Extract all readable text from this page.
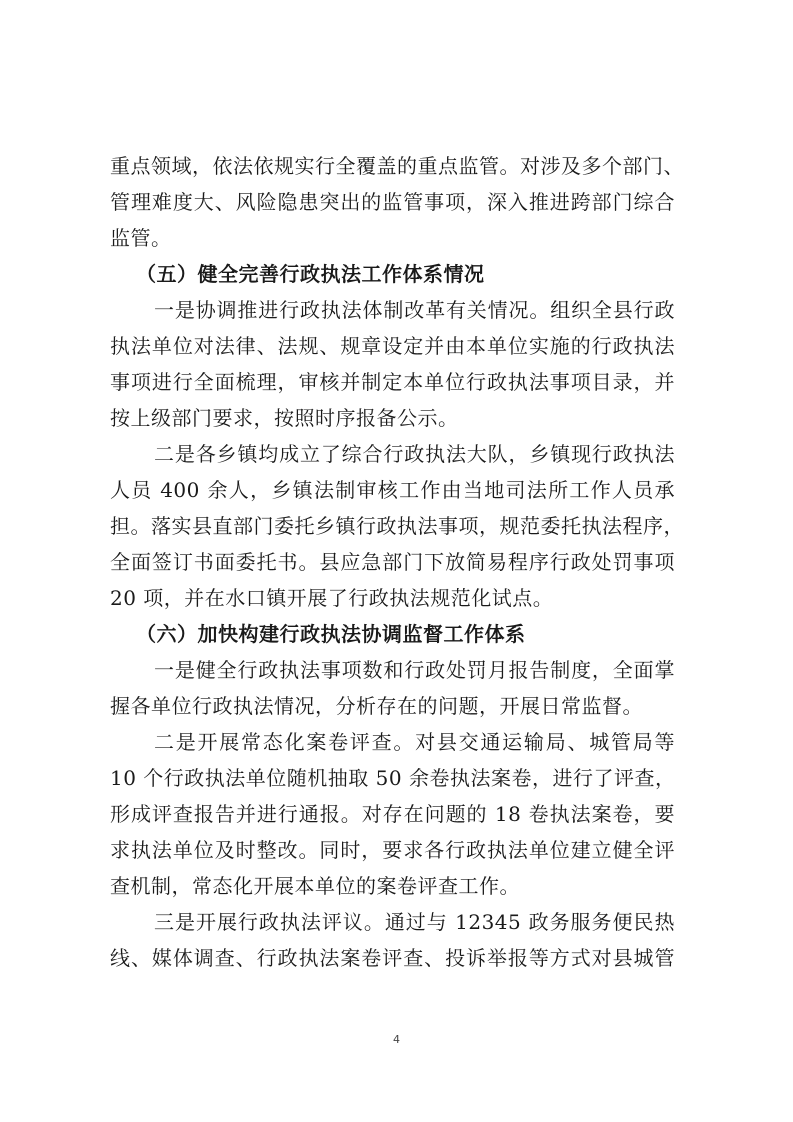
重点领域，依法依规实行全覆盖的重点监管。对涉及多个部门、
管理难度大、风险隐患突出的监管事项，深入推进跨部门综合
监管。
（五）健全完善行政执法工作体系情况
一是协调推进行政执法体制改革有关情况。组织全县行政
执法单位对法律、法规、规章设定并由本单位实施的行政执法
事项进行全面梳理，审核并制定本单位行政执法事项目录，并
按上级部门要求，按照时序报备公示。
二是各乡镇均成立了综合行政执法大队，乡镇现行政执法
人员 400 余人，乡镇法制审核工作由当地司法所工作人员承
担。落实县直部门委托乡镇行政执法事项，规范委托执法程序，
全面签订书面委托书。县应急部门下放简易程序行政处罚事项
20 项，并在水口镇开展了行政执法规范化试点。
（六）加快构建行政执法协调监督工作体系
一是健全行政执法事项数和行政处罚月报告制度，全面掌
握各单位行政执法情况，分析存在的问题，开展日常监督。
二是开展常态化案卷评查。对县交通运输局、城管局等
10 个行政执法单位随机抽取 50 余卷执法案卷，进行了评查，
形成评查报告并进行通报。对存在问题的 18 卷执法案卷，要
求执法单位及时整改。同时，要求各行政执法单位建立健全评
查机制，常态化开展本单位的案卷评查工作。
三是开展行政执法评议。通过与 12345 政务服务便民热
线、媒体调查、行政执法案卷评查、投诉举报等方式对县城管
4
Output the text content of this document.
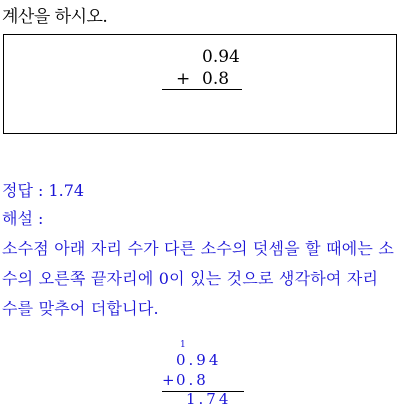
계산을 하시오.
0.94
+ 0.8
정답 : 1.74
해설 :
소수점 아래 자리 수가 다른 소수의 덧셈을 할 때에는 소수의 오른쪽 끝자리에 0이 있는 것으로 생각하여 자리 수를 맞추어 더합니다.
1
0.94
+
0.8
1.74
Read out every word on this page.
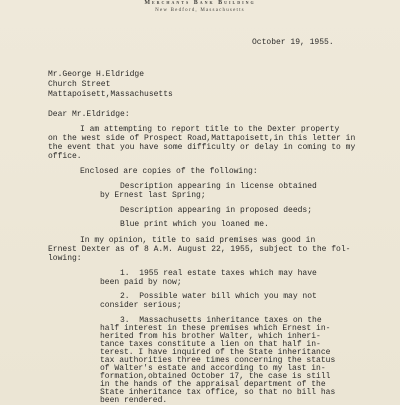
Merchants Bank Building
New Bedford, Massachusetts
October 19, 1955.
Mr.George H.Eldridge
Church Street
Mattapoisett,Massachusetts
Dear Mr.Eldridge:
I am attempting to report title to the Dexter property
on the west side of Prospect Road,Mattapoisett,in this letter in
the event that you have some difficulty or delay in coming to my
office.
Enclosed are copies of the following:
Description appearing in license obtained
by Ernest last Spring;
Description appearing in proposed deeds;
Blue print which you loaned me.
In my opinion, title to said premises was good in
Ernest Dexter as of 8 A.M. August 22, 1955, subject to the fol-
lowing:
1.  1955 real estate taxes which may have
been paid by now;
2.  Possible water bill which you may not
consider serious;
3.  Massachusetts inheritance taxes on the
half interest in these premises which Ernest in-
herited from his brother Walter, which inheri-
tance taxes constitute a lien on that half in-
terest. I have inquired of the State inheritance
tax authorities three times concerning the status
of Walter's estate and according to my last in-
formation,obtained October 17, the case is still
in the hands of the appraisal department of the
State inheritance tax office, so that no bill has
been rendered.
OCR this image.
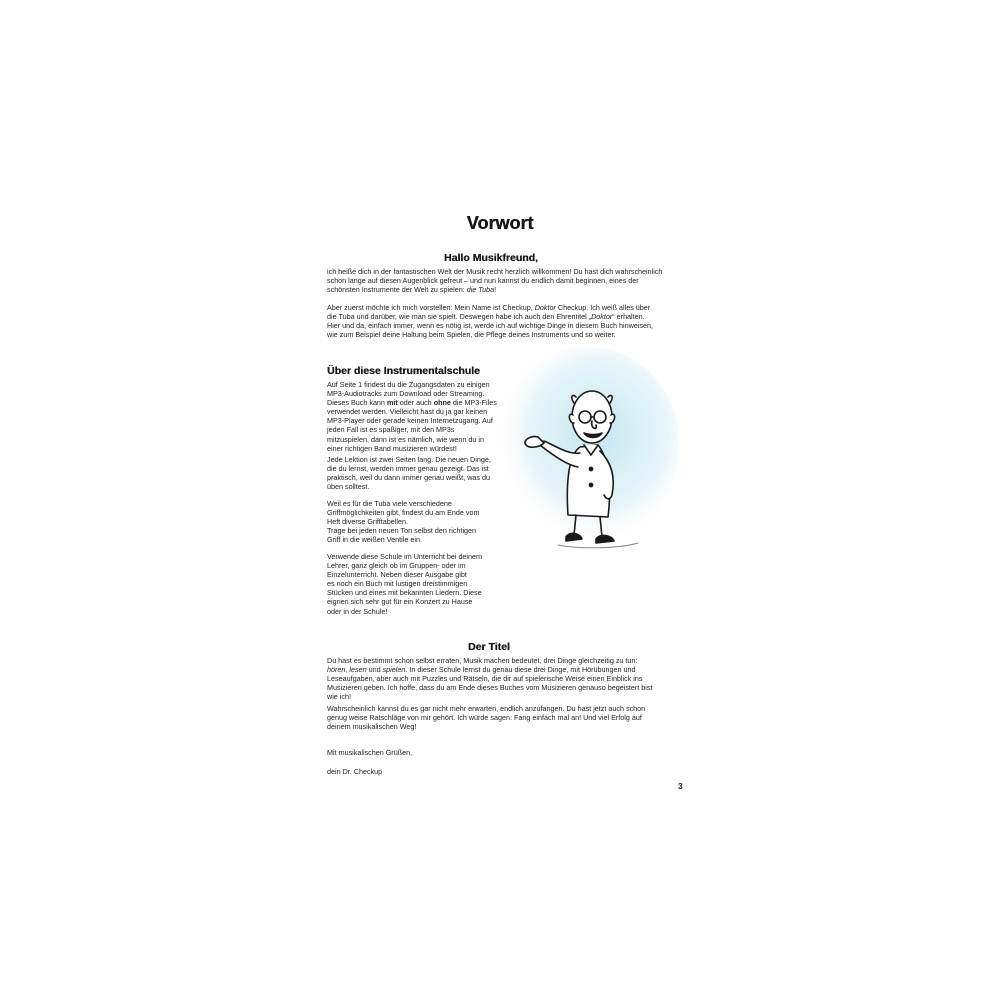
Vorwort
Hallo Musikfreund,
ich heiße dich in der fantastischen Welt der Musik recht herzlich willkommen! Du hast dich wahrscheinlich
schon lange auf diesen Augenblick gefreut – und nun kannst du endlich damit beginnen, eines der
schönsten Instrumente der Welt zu spielen: die Tuba!
Aber zuerst möchte ich mich vorstellen: Mein Name ist Checkup, Doktor Checkup. Ich weiß alles über
die Tuba und darüber, wie man sie spielt. Deswegen habe ich auch den Ehrentitel „Doktor“ erhalten.
Hier und da, einfach immer, wenn es nötig ist, werde ich auf wichtige Dinge in diesem Buch hinweisen,
wie zum Beispiel deine Haltung beim Spielen, die Pflege deines Instruments und so weiter.
Über diese Instrumentalschule
Auf Seite 1 findest du die Zugangsdaten zu einigen
MP3-Audiotracks zum Download oder Streaming.
Dieses Buch kann mit oder auch ohne die MP3-Files
verwendet werden. Vielleicht hast du ja gar keinen
MP3-Player oder gerade keinen Internetzugang. Auf
jeden Fall ist es spaßiger, mit den MP3s
mitzuspielen, dann ist es nämlich, wie wenn du in
einer richtigen Band musizieren würdest!
Jede Lektion ist zwei Seiten lang. Die neuen Dinge,
die du lernst, werden immer genau gezeigt. Das ist
praktisch, weil du dann immer genau weißt, was du
üben solltest.
Weil es für die Tuba viele verschiedene
Griffmöglichkeiten gibt, findest du am Ende vom
Heft diverse Grifftabellen.
Trage bei jeden neuen Ton selbst den richtigen
Griff in die weißen Ventile ein.
Verwende diese Schule im Unterricht bei deinem
Lehrer, ganz gleich ob im Gruppen- oder im
Einzelunterricht. Neben dieser Ausgabe gibt
es noch ein Buch mit lustigen dreistimmigen
Stücken und eines mit bekannten Liedern. Diese
eignen sich sehr gut für ein Konzert zu Hause
oder in der Schule!
Der Titel
Du hast es bestimmt schon selbst erraten, Musik machen bedeutet, drei Dinge gleichzeitig zu tun:
hören, lesen und spielen. In dieser Schule lernst du genau diese drei Dinge, mit Hörübungen und
Leseaufgaben, aber auch mit Puzzles und Rätseln, die dir auf spielerische Weise einen Einblick ins
Musizieren geben. Ich hoffe, dass du am Ende dieses Buches vom Musizieren genauso begeistert bist
wie ich!
Wahrscheinlich kannst du es gar nicht mehr erwarten, endlich anzufangen. Du hast jetzt auch schon
genug weise Ratschläge von mir gehört. Ich würde sagen: Fang einfach mal an! Und viel Erfolg auf
deinem musikalischen Weg!
Mit musikalischen Grüßen,
dein Dr. Checkup
3
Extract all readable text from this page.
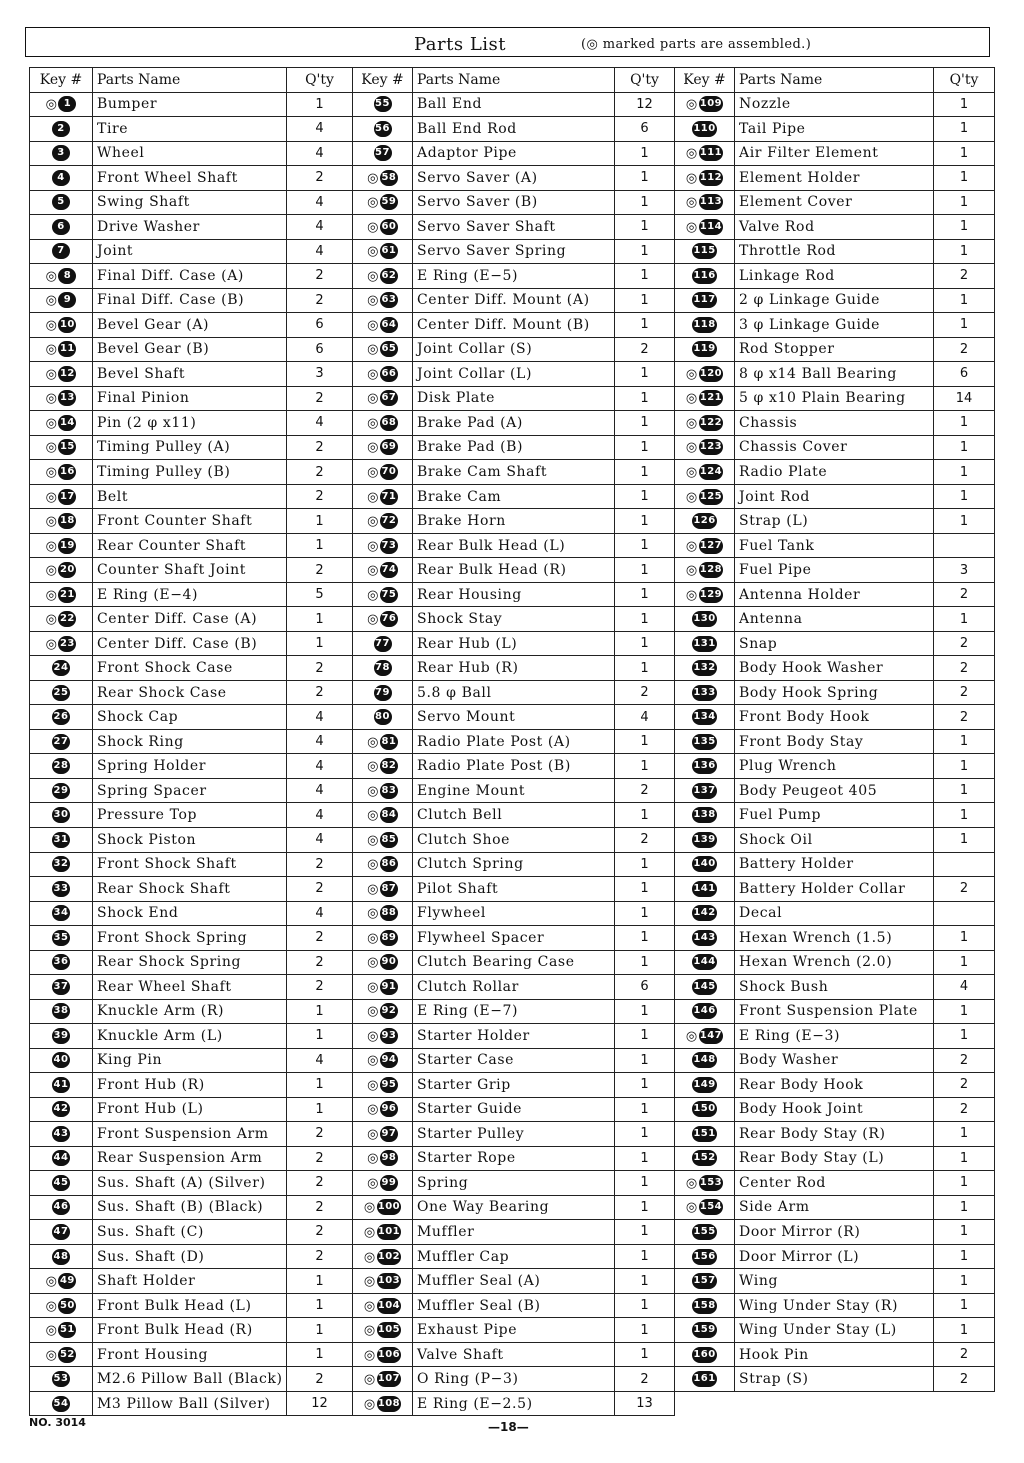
Parts List	(◎ marked parts are assembled.)
Key #	Parts Name	Q'ty
◎ 1	Bumper	1
2	Tire	4
3	Wheel	4
4	Front Wheel Shaft	2
5	Swing Shaft	4
6	Drive Washer	4
7	Joint	4
◎ 8	Final Diff. Case (A)	2
◎ 9	Final Diff. Case (B)	2
◎ 10	Bevel Gear (A)	6
◎ 11	Bevel Gear (B)	6
◎ 12	Bevel Shaft	3
◎ 13	Final Pinion	2
◎ 14	Pin (2 φ x11)	4
◎ 15	Timing Pulley (A)	2
◎ 16	Timing Pulley (B)	2
◎ 17	Belt	2
◎ 18	Front Counter Shaft	1
◎ 19	Rear Counter Shaft	1
◎ 20	Counter Shaft Joint	2
◎ 21	E Ring (E−4)	5
◎ 22	Center Diff. Case (A)	1
◎ 23	Center Diff. Case (B)	1
24	Front Shock Case	2
25	Rear Shock Case	2
26	Shock Cap	4
27	Shock Ring	4
28	Spring Holder	4
29	Spring Spacer	4
30	Pressure Top	4
31	Shock Piston	4
32	Front Shock Shaft	2
33	Rear Shock Shaft	2
34	Shock End	4
35	Front Shock Spring	2
36	Rear Shock Spring	2
37	Rear Wheel Shaft	2
38	Knuckle Arm (R)	1
39	Knuckle Arm (L)	1
40	King Pin	4
41	Front Hub (R)	1
42	Front Hub (L)	1
43	Front Suspension Arm	2
44	Rear Suspension Arm	2
45	Sus. Shaft (A) (Silver)	2
46	Sus. Shaft (B) (Black)	2
47	Sus. Shaft (C)	2
48	Sus. Shaft (D)	2
◎ 49	Shaft Holder	1
◎ 50	Front Bulk Head (L)	1
◎ 51	Front Bulk Head (R)	1
◎ 52	Front Housing	1
53	M2.6 Pillow Ball (Black)	2
54	M3 Pillow Ball (Silver)	12
Key #	Parts Name	Q'ty
55	Ball End	12
56	Ball End Rod	6
57	Adaptor Pipe	1
◎ 58	Servo Saver (A)	1
◎ 59	Servo Saver (B)	1
◎ 60	Servo Saver Shaft	1
◎ 61	Servo Saver Spring	1
◎ 62	E Ring (E−5)	1
◎ 63	Center Diff. Mount (A)	1
◎ 64	Center Diff. Mount (B)	1
◎ 65	Joint Collar (S)	2
◎ 66	Joint Collar (L)	1
◎ 67	Disk Plate	1
◎ 68	Brake Pad (A)	1
◎ 69	Brake Pad (B)	1
◎ 70	Brake Cam Shaft	1
◎ 71	Brake Cam	1
◎ 72	Brake Horn	1
◎ 73	Rear Bulk Head (L)	1
◎ 74	Rear Bulk Head (R)	1
◎ 75	Rear Housing	1
◎ 76	Shock Stay	1
77	Rear Hub (L)	1
78	Rear Hub (R)	1
79	5.8 φ Ball	2
80	Servo Mount	4
◎ 81	Radio Plate Post (A)	1
◎ 82	Radio Plate Post (B)	1
◎ 83	Engine Mount	2
◎ 84	Clutch Bell	1
◎ 85	Clutch Shoe	2
◎ 86	Clutch Spring	1
◎ 87	Pilot Shaft	1
◎ 88	Flywheel	1
◎ 89	Flywheel Spacer	1
◎ 90	Clutch Bearing Case	1
◎ 91	Clutch Rollar	6
◎ 92	E Ring (E−7)	1
◎ 93	Starter Holder	1
◎ 94	Starter Case	1
◎ 95	Starter Grip	1
◎ 96	Starter Guide	1
◎ 97	Starter Pulley	1
◎ 98	Starter Rope	1
◎ 99	Spring	1
◎ 100	One Way Bearing	1
◎ 101	Muffler	1
◎ 102	Muffler Cap	1
◎ 103	Muffler Seal (A)	1
◎ 104	Muffler Seal (B)	1
◎ 105	Exhaust Pipe	1
◎ 106	Valve Shaft	1
◎ 107	O Ring (P−3)	2
◎ 108	E Ring (E−2.5)	13
Key #	Parts Name	Q'ty
◎ 109	Nozzle	1
110	Tail Pipe	1
◎ 111	Air Filter Element	1
◎ 112	Element Holder	1
◎ 113	Element Cover	1
◎ 114	Valve Rod	1
115	Throttle Rod	1
116	Linkage Rod	2
117	2 φ Linkage Guide	1
118	3 φ Linkage Guide	1
119	Rod Stopper	2
◎ 120	8 φ x14 Ball Bearing	6
◎ 121	5 φ x10 Plain Bearing	14
◎ 122	Chassis	1
◎ 123	Chassis Cover	1
◎ 124	Radio Plate	1
◎ 125	Joint Rod	1
126	Strap (L)	1
◎ 127	Fuel Tank	
◎ 128	Fuel Pipe	3
◎ 129	Antenna Holder	2
130	Antenna	1
131	Snap	2
132	Body Hook Washer	2
133	Body Hook Spring	2
134	Front Body Hook	2
135	Front Body Stay	1
136	Plug Wrench	1
137	Body Peugeot 405	1
138	Fuel Pump	1
139	Shock Oil	1
140	Battery Holder	
141	Battery Holder Collar	2
142	Decal	
143	Hexan Wrench (1.5)	1
144	Hexan Wrench (2.0)	1
145	Shock Bush	4
146	Front Suspension Plate	1
◎ 147	E Ring (E−3)	1
148	Body Washer	2
149	Rear Body Hook	2
150	Body Hook Joint	2
151	Rear Body Stay (R)	1
152	Rear Body Stay (L)	1
◎ 153	Center Rod	1
◎ 154	Side Arm	1
155	Door Mirror (R)	1
156	Door Mirror (L)	1
157	Wing	1
158	Wing Under Stay (R)	1
159	Wing Under Stay (L)	1
160	Hook Pin	2
161	Strap (S)	2
NO. 3014	—18—
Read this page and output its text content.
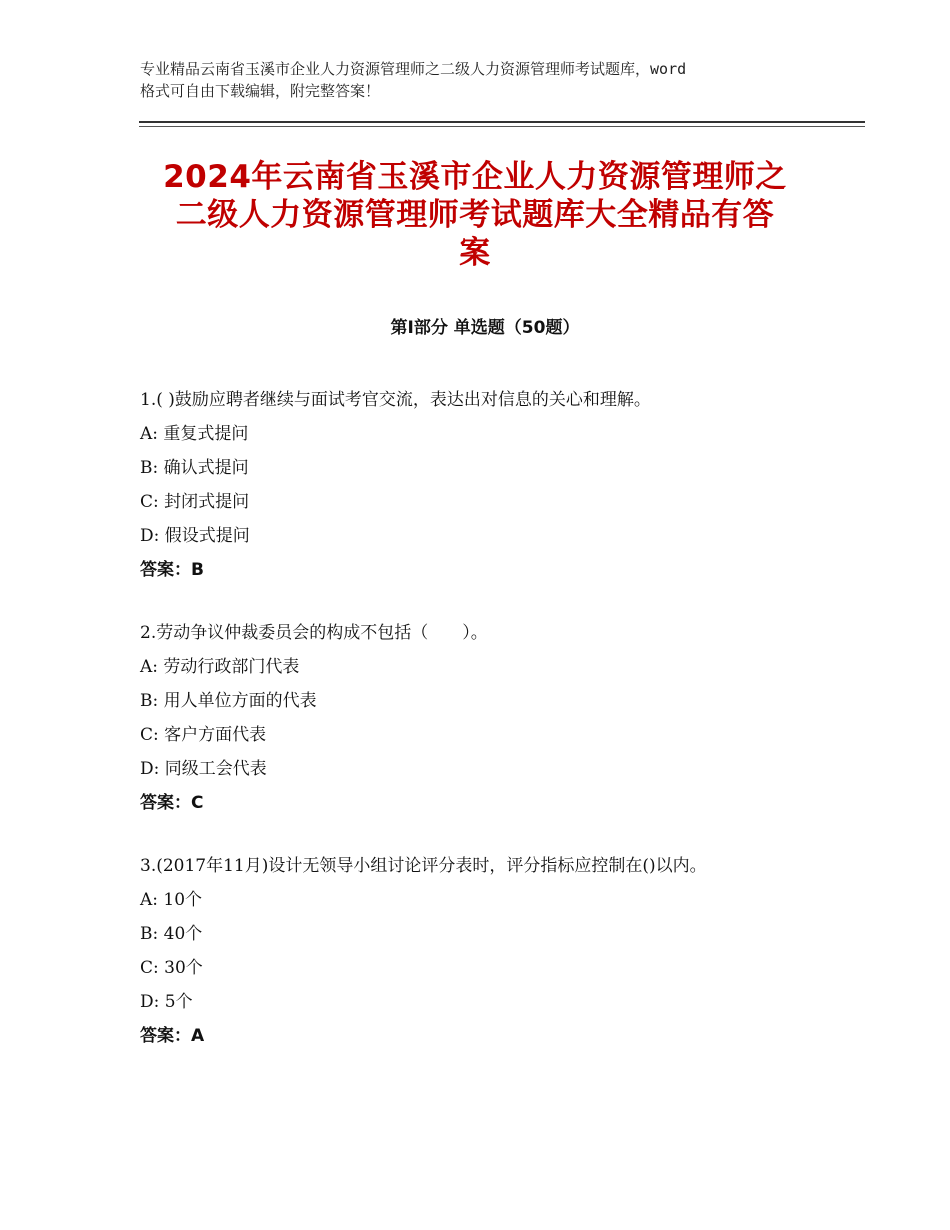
专业精品云南省玉溪市企业人力资源管理师之二级人力资源管理师考试题库，word
格式可自由下载编辑，附完整答案！
2024年云南省玉溪市企业人力资源管理师之
二级人力资源管理师考试题库大全精品有答
案
第Ⅰ部分 单选题（50题）
1.( )鼓励应聘者继续与面试考官交流，表达出对信息的关心和理解。
A: 重复式提问
B: 确认式提问
C: 封闭式提问
D: 假设式提问
答案：B
2.劳动争议仲裁委员会的构成不包括（　　）。
A: 劳动行政部门代表
B: 用人单位方面的代表
C: 客户方面代表
D: 同级工会代表
答案：C
3.(2017年11月)设计无领导小组讨论评分表时，评分指标应控制在()以内。
A: 10个
B: 40个
C: 30个
D: 5个
答案：A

* [Written instruction]:
Pick every line with "taxes" in it and copy it.

* [Final result]:
1.  1955 real estate taxes which may have
3.  Massachusetts inheritance taxes on the
tance taxes constitute a lien on that half in-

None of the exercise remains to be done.